(begin)
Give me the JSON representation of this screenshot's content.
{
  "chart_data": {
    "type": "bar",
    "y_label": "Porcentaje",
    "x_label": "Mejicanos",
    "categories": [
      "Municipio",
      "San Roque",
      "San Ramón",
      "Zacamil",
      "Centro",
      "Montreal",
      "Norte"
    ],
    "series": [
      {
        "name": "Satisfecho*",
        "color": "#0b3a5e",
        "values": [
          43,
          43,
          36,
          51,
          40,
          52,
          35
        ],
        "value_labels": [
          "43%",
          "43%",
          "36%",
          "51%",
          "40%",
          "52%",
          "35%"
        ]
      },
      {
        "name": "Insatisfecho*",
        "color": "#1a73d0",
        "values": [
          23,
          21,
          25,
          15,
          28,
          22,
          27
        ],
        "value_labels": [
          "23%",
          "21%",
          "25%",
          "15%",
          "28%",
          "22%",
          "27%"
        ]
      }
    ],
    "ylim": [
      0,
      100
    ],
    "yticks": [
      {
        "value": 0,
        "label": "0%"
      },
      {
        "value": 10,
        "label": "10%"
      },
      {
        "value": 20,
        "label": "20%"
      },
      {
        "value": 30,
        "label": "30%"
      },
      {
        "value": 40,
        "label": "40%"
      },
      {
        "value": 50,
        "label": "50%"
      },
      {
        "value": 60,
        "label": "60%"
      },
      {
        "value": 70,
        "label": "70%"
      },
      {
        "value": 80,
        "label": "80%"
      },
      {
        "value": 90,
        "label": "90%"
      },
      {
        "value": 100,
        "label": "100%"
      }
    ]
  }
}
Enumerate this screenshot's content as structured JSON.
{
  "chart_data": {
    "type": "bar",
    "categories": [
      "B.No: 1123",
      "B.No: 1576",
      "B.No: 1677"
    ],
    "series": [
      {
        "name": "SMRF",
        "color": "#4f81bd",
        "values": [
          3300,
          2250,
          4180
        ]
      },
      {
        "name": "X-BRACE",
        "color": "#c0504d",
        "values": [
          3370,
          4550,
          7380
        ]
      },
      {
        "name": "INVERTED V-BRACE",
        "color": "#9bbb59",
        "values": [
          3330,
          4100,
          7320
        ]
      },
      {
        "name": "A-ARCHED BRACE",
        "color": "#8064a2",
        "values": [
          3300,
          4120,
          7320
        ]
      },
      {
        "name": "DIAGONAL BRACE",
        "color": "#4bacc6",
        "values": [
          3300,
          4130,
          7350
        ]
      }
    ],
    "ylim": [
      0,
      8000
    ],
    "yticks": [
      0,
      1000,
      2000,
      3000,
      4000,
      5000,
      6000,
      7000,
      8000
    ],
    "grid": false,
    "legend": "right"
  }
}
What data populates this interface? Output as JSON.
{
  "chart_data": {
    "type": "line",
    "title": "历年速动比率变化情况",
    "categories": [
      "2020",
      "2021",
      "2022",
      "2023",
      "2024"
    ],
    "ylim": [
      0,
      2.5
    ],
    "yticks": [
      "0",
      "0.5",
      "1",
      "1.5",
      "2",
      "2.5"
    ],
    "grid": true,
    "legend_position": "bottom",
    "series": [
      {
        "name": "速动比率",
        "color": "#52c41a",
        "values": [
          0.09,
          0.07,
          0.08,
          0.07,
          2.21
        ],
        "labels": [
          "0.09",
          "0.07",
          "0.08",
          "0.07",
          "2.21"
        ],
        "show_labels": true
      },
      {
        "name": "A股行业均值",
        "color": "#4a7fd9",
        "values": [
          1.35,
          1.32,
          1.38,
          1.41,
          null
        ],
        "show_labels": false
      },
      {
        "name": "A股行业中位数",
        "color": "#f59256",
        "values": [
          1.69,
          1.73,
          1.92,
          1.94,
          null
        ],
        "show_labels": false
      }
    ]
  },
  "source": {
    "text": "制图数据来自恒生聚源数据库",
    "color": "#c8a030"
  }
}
(end)
DO THIS :: Transcribe each record exactly. Leave nothing out.

CORRECT RESPONSE ::
Give me the JSON representation of this screenshot's content.
{
  "chart_data": {
    "type": "bar",
    "y_label": "Porcentaje",
    "x_label": "Mejicanos",
    "categories": [
      "Municipio",
      "San Roque",
      "San Ramón",
      "Zacamil",
      "Centro",
      "Montreal",
      "Norte"
    ],
    "series": [
      {
        "name": "Satisfecho*",
        "color": "#0b3a5e",
        "values": [
          43,
          43,
          36,
          51,
          40,
          52,
          35
        ],
        "value_labels": [
          "43%",
          "43%",
          "36%",
          "51%",
          "40%",
          "52%",
          "35%"
        ]
      },
      {
        "name": "Insatisfecho*",
        "color": "#1a73d0",
        "values": [
          23,
          21,
          25,
          15,
          28,
          22,
          27
        ],
        "value_labels": [
          "23%",
          "21%",
          "25%",
          "15%",
          "28%",
          "22%",
          "27%"
        ]
      }
    ],
    "ylim": [
      0,
      100
    ],
    "yticks": [
      {
        "value": 0,
        "label": "0%"
      },
      {
        "value": 10,
        "label": "10%"
      },
      {
        "value": 20,
        "label": "20%"
      },
      {
        "value": 30,
        "label": "30%"
      },
      {
        "value": 40,
        "label": "40%"
      },
      {
        "value": 50,
        "label": "50%"
      },
      {
        "value": 60,
        "label": "60%"
      },
      {
        "value": 70,
        "label": "70%"
      },
      {
        "value": 80,
        "label": "80%"
      },
      {
        "value": 90,
        "label": "90%"
      },
      {
        "value": 100,
        "label": "100%"
      }
    ]
  }
}
Enumerate this screenshot's content as structured JSON.
{
  "chart_data": {
    "type": "bar",
    "categories": [
      "B.No: 1123",
      "B.No: 1576",
      "B.No: 1677"
    ],
    "series": [
      {
        "name": "SMRF",
        "color": "#4f81bd",
        "values": [
          3300,
          2250,
          4180
        ]
      },
      {
        "name": "X-BRACE",
        "color": "#c0504d",
        "values": [
          3370,
          4550,
          7380
        ]
      },
      {
        "name": "INVERTED V-BRACE",
        "color": "#9bbb59",
        "values": [
          3330,
          4100,
          7320
        ]
      },
      {
        "name": "A-ARCHED BRACE",
        "color": "#8064a2",
        "values": [
          3300,
          4120,
          7320
        ]
      },
      {
        "name": "DIAGONAL BRACE",
        "color": "#4bacc6",
        "values": [
          3300,
          4130,
          7350
        ]
      }
    ],
    "ylim": [
      0,
      8000
    ],
    "yticks": [
      0,
      1000,
      2000,
      3000,
      4000,
      5000,
      6000,
      7000,
      8000
    ],
    "grid": false,
    "legend": "right"
  }
}
What data populates this interface? Output as JSON.
{
  "chart_data": {
    "type": "line",
    "title": "历年速动比率变化情况",
    "categories": [
      "2020",
      "2021",
      "2022",
      "2023",
      "2024"
    ],
    "ylim": [
      0,
      2.5
    ],
    "yticks": [
      "0",
      "0.5",
      "1",
      "1.5",
      "2",
      "2.5"
    ],
    "grid": true,
    "legend_position": "bottom",
    "series": [
      {
        "name": "速动比率",
        "color": "#52c41a",
        "values": [
          0.09,
          0.07,
          0.08,
          0.07,
          2.21
        ],
        "labels": [
          "0.09",
          "0.07",
          "0.08",
          "0.07",
          "2.21"
        ],
        "show_labels": true
      },
      {
        "name": "A股行业均值",
        "color": "#4a7fd9",
        "values": [
          1.35,
          1.32,
          1.38,
          1.41,
          null
        ],
        "show_labels": false
      },
      {
        "name": "A股行业中位数",
        "color": "#f59256",
        "values": [
          1.69,
          1.73,
          1.92,
          1.94,
          null
        ],
        "show_labels": false
      }
    ]
  },
  "source": {
    "text": "制图数据来自恒生聚源数据库",
    "color": "#c8a030"
  }
}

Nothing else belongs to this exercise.